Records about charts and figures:
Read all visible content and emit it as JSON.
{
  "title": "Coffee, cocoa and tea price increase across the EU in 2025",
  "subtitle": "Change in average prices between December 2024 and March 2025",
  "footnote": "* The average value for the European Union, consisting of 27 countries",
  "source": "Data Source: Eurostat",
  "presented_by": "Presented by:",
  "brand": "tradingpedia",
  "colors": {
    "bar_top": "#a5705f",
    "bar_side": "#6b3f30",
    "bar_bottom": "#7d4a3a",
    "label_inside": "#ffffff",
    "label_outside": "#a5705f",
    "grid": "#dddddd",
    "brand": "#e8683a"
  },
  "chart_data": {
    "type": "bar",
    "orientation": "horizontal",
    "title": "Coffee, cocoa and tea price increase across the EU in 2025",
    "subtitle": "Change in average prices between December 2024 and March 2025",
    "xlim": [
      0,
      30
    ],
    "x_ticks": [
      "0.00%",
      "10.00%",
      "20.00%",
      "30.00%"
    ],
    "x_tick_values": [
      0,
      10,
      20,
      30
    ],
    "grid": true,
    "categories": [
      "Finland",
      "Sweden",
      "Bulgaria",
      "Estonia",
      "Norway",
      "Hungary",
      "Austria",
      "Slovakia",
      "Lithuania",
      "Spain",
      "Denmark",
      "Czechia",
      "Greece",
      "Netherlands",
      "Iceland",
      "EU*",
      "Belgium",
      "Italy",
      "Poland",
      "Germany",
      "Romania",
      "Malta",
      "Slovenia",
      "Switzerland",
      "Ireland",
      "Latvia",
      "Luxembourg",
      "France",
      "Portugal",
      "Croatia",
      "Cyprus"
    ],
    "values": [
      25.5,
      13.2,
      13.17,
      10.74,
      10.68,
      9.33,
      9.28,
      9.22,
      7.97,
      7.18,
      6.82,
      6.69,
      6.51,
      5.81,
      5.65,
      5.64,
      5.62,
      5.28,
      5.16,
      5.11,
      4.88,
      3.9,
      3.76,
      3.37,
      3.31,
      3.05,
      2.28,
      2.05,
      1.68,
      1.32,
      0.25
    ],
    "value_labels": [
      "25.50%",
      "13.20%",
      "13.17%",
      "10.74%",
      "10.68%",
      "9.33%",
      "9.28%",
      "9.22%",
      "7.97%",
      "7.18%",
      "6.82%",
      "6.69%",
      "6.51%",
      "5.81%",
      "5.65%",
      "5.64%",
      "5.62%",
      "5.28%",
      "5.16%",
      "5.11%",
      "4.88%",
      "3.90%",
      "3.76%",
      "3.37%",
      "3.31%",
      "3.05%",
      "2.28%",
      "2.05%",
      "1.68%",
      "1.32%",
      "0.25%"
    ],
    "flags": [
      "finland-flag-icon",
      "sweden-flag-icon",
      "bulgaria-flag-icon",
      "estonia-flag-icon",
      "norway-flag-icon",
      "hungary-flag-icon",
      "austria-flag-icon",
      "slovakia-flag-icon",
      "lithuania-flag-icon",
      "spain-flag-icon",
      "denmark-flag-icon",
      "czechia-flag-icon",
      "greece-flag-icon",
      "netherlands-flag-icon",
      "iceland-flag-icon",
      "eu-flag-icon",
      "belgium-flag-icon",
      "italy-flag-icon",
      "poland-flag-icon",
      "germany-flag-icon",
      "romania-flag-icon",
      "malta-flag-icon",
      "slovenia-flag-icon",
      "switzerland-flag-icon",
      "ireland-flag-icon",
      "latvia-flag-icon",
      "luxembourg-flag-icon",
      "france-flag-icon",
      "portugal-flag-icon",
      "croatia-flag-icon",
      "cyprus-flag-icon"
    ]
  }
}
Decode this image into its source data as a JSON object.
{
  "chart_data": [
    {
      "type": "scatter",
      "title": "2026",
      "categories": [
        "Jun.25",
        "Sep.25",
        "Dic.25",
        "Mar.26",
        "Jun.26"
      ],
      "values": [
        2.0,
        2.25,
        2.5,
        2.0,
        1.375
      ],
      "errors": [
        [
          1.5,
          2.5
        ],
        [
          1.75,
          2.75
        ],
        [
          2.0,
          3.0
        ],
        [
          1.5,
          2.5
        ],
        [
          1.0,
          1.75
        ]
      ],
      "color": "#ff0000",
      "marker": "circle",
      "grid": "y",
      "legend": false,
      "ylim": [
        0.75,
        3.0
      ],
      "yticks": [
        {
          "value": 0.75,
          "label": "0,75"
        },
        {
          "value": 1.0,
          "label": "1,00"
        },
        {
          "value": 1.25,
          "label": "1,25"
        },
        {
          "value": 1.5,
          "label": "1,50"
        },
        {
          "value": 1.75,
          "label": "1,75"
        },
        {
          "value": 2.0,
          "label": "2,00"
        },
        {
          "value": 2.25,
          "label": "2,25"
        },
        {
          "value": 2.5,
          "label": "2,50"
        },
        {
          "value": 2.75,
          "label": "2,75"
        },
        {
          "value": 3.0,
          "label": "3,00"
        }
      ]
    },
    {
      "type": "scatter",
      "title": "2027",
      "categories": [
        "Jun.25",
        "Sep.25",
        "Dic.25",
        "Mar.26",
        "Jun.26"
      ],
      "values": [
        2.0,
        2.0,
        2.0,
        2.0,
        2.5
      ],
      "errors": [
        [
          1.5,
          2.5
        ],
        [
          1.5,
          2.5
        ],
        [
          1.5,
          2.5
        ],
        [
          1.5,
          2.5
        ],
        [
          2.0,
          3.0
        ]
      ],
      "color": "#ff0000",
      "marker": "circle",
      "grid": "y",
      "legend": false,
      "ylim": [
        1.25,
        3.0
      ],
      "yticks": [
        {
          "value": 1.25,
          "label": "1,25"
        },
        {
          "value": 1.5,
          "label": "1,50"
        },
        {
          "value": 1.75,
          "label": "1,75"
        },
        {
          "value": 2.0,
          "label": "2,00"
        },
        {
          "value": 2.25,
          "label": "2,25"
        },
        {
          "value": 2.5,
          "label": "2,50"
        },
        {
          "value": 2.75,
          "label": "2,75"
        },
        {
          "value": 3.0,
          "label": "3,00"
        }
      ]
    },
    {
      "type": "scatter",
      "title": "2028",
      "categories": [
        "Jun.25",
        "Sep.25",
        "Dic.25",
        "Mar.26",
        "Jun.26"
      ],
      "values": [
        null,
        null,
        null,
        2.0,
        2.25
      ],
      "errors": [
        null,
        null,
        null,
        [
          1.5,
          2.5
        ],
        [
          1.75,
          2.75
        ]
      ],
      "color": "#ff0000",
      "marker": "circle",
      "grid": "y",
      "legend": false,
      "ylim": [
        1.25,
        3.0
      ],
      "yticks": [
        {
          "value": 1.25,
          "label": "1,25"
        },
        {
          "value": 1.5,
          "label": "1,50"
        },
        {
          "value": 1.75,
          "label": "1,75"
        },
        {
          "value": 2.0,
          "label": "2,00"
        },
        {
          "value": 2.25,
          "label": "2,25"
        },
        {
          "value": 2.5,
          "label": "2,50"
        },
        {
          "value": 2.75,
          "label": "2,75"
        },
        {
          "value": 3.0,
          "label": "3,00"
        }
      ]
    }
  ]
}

• [Problem requirements]
Your task is to repeat the data exactly; please include every line.

• [Correct result]
Read all visible content and emit it as JSON.
{
  "title": "Coffee, cocoa and tea price increase across the EU in 2025",
  "subtitle": "Change in average prices between December 2024 and March 2025",
  "footnote": "* The average value for the European Union, consisting of 27 countries",
  "source": "Data Source: Eurostat",
  "presented_by": "Presented by:",
  "brand": "tradingpedia",
  "colors": {
    "bar_top": "#a5705f",
    "bar_side": "#6b3f30",
    "bar_bottom": "#7d4a3a",
    "label_inside": "#ffffff",
    "label_outside": "#a5705f",
    "grid": "#dddddd",
    "brand": "#e8683a"
  },
  "chart_data": {
    "type": "bar",
    "orientation": "horizontal",
    "title": "Coffee, cocoa and tea price increase across the EU in 2025",
    "subtitle": "Change in average prices between December 2024 and March 2025",
    "xlim": [
      0,
      30
    ],
    "x_ticks": [
      "0.00%",
      "10.00%",
      "20.00%",
      "30.00%"
    ],
    "x_tick_values": [
      0,
      10,
      20,
      30
    ],
    "grid": true,
    "categories": [
      "Finland",
      "Sweden",
      "Bulgaria",
      "Estonia",
      "Norway",
      "Hungary",
      "Austria",
      "Slovakia",
      "Lithuania",
      "Spain",
      "Denmark",
      "Czechia",
      "Greece",
      "Netherlands",
      "Iceland",
      "EU*",
      "Belgium",
      "Italy",
      "Poland",
      "Germany",
      "Romania",
      "Malta",
      "Slovenia",
      "Switzerland",
      "Ireland",
      "Latvia",
      "Luxembourg",
      "France",
      "Portugal",
      "Croatia",
      "Cyprus"
    ],
    "values": [
      25.5,
      13.2,
      13.17,
      10.74,
      10.68,
      9.33,
      9.28,
      9.22,
      7.97,
      7.18,
      6.82,
      6.69,
      6.51,
      5.81,
      5.65,
      5.64,
      5.62,
      5.28,
      5.16,
      5.11,
      4.88,
      3.9,
      3.76,
      3.37,
      3.31,
      3.05,
      2.28,
      2.05,
      1.68,
      1.32,
      0.25
    ],
    "value_labels": [
      "25.50%",
      "13.20%",
      "13.17%",
      "10.74%",
      "10.68%",
      "9.33%",
      "9.28%",
      "9.22%",
      "7.97%",
      "7.18%",
      "6.82%",
      "6.69%",
      "6.51%",
      "5.81%",
      "5.65%",
      "5.64%",
      "5.62%",
      "5.28%",
      "5.16%",
      "5.11%",
      "4.88%",
      "3.90%",
      "3.76%",
      "3.37%",
      "3.31%",
      "3.05%",
      "2.28%",
      "2.05%",
      "1.68%",
      "1.32%",
      "0.25%"
    ],
    "flags": [
      "finland-flag-icon",
      "sweden-flag-icon",
      "bulgaria-flag-icon",
      "estonia-flag-icon",
      "norway-flag-icon",
      "hungary-flag-icon",
      "austria-flag-icon",
      "slovakia-flag-icon",
      "lithuania-flag-icon",
      "spain-flag-icon",
      "denmark-flag-icon",
      "czechia-flag-icon",
      "greece-flag-icon",
      "netherlands-flag-icon",
      "iceland-flag-icon",
      "eu-flag-icon",
      "belgium-flag-icon",
      "italy-flag-icon",
      "poland-flag-icon",
      "germany-flag-icon",
      "romania-flag-icon",
      "malta-flag-icon",
      "slovenia-flag-icon",
      "switzerland-flag-icon",
      "ireland-flag-icon",
      "latvia-flag-icon",
      "luxembourg-flag-icon",
      "france-flag-icon",
      "portugal-flag-icon",
      "croatia-flag-icon",
      "cyprus-flag-icon"
    ]
  }
}
Decode this image into its source data as a JSON object.
{
  "chart_data": [
    {
      "type": "scatter",
      "title": "2026",
      "categories": [
        "Jun.25",
        "Sep.25",
        "Dic.25",
        "Mar.26",
        "Jun.26"
      ],
      "values": [
        2.0,
        2.25,
        2.5,
        2.0,
        1.375
      ],
      "errors": [
        [
          1.5,
          2.5
        ],
        [
          1.75,
          2.75
        ],
        [
          2.0,
          3.0
        ],
        [
          1.5,
          2.5
        ],
        [
          1.0,
          1.75
        ]
      ],
      "color": "#ff0000",
      "marker": "circle",
      "grid": "y",
      "legend": false,
      "ylim": [
        0.75,
        3.0
      ],
      "yticks": [
        {
          "value": 0.75,
          "label": "0,75"
        },
        {
          "value": 1.0,
          "label": "1,00"
        },
        {
          "value": 1.25,
          "label": "1,25"
        },
        {
          "value": 1.5,
          "label": "1,50"
        },
        {
          "value": 1.75,
          "label": "1,75"
        },
        {
          "value": 2.0,
          "label": "2,00"
        },
        {
          "value": 2.25,
          "label": "2,25"
        },
        {
          "value": 2.5,
          "label": "2,50"
        },
        {
          "value": 2.75,
          "label": "2,75"
        },
        {
          "value": 3.0,
          "label": "3,00"
        }
      ]
    },
    {
      "type": "scatter",
      "title": "2027",
      "categories": [
        "Jun.25",
        "Sep.25",
        "Dic.25",
        "Mar.26",
        "Jun.26"
      ],
      "values": [
        2.0,
        2.0,
        2.0,
        2.0,
        2.5
      ],
      "errors": [
        [
          1.5,
          2.5
        ],
        [
          1.5,
          2.5
        ],
        [
          1.5,
          2.5
        ],
        [
          1.5,
          2.5
        ],
        [
          2.0,
          3.0
        ]
      ],
      "color": "#ff0000",
      "marker": "circle",
      "grid": "y",
      "legend": false,
      "ylim": [
        1.25,
        3.0
      ],
      "yticks": [
        {
          "value": 1.25,
          "label": "1,25"
        },
        {
          "value": 1.5,
          "label": "1,50"
        },
        {
          "value": 1.75,
          "label": "1,75"
        },
        {
          "value": 2.0,
          "label": "2,00"
        },
        {
          "value": 2.25,
          "label": "2,25"
        },
        {
          "value": 2.5,
          "label": "2,50"
        },
        {
          "value": 2.75,
          "label": "2,75"
        },
        {
          "value": 3.0,
          "label": "3,00"
        }
      ]
    },
    {
      "type": "scatter",
      "title": "2028",
      "categories": [
        "Jun.25",
        "Sep.25",
        "Dic.25",
        "Mar.26",
        "Jun.26"
      ],
      "values": [
        null,
        null,
        null,
        2.0,
        2.25
      ],
      "errors": [
        null,
        null,
        null,
        [
          1.5,
          2.5
        ],
        [
          1.75,
          2.75
        ]
      ],
      "color": "#ff0000",
      "marker": "circle",
      "grid": "y",
      "legend": false,
      "ylim": [
        1.25,
        3.0
      ],
      "yticks": [
        {
          "value": 1.25,
          "label": "1,25"
        },
        {
          "value": 1.5,
          "label": "1,50"
        },
        {
          "value": 1.75,
          "label": "1,75"
        },
        {
          "value": 2.0,
          "label": "2,00"
        },
        {
          "value": 2.25,
          "label": "2,25"
        },
        {
          "value": 2.5,
          "label": "2,50"
        },
        {
          "value": 2.75,
          "label": "2,75"
        },
        {
          "value": 3.0,
          "label": "3,00"
        }
      ]
    }
  ]
}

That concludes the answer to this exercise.